◆ **SET EXERCISE**: Locate every line in the material below that has the word "houses". Copy each of those lines.

Records from a collection of figures:
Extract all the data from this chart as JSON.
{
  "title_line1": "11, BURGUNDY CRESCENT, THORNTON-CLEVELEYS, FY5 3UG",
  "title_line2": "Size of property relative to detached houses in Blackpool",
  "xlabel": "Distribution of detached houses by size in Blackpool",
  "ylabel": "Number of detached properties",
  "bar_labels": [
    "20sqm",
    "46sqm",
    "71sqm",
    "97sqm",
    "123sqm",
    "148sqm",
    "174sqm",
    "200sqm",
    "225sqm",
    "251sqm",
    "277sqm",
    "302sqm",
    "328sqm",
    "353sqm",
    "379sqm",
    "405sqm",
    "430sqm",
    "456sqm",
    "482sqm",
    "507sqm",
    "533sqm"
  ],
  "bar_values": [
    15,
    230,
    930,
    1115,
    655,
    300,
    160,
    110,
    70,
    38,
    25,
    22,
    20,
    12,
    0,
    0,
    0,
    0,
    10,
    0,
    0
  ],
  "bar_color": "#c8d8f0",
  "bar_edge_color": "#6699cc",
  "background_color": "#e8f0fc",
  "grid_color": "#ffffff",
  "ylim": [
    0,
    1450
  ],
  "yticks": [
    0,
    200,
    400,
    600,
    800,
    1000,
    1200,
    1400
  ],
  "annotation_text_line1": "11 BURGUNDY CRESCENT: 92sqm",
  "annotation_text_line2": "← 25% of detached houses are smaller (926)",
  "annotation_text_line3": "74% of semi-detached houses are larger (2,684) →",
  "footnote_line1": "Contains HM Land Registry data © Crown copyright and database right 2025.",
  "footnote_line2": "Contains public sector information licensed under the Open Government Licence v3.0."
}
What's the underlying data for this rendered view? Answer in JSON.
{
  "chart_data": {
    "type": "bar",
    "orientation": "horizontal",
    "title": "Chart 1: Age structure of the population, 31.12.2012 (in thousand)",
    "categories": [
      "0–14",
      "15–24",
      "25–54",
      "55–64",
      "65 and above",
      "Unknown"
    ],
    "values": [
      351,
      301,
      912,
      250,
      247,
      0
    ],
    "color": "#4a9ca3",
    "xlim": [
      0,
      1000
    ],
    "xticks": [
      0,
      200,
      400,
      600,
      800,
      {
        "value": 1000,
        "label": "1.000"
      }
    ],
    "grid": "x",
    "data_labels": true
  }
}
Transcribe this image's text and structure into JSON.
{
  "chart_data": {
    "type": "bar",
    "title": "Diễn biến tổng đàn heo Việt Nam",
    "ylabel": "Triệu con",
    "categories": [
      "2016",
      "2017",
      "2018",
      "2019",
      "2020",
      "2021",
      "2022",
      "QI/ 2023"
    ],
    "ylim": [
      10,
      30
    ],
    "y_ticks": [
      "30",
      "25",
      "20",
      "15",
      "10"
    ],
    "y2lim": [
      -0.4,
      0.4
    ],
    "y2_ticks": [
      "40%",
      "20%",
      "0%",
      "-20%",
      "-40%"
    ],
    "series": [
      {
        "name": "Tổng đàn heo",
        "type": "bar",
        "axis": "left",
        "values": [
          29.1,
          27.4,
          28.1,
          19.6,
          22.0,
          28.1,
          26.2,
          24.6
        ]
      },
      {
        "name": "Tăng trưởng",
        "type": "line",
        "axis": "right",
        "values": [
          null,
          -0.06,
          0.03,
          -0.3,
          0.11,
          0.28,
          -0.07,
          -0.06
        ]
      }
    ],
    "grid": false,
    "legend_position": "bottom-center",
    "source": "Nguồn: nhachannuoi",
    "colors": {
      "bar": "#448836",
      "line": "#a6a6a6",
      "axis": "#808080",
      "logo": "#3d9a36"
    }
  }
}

◆ **EXERCISE RESPONSE**:
  "title_line2": "Size of property relative to detached houses in Blackpool",
  "xlabel": "Distribution of detached houses by size in Blackpool",
  "annotation_text_line2": "← 25% of detached houses are smaller (926)",
  "annotation_text_line3": "74% of semi-detached houses are larger (2,684) →",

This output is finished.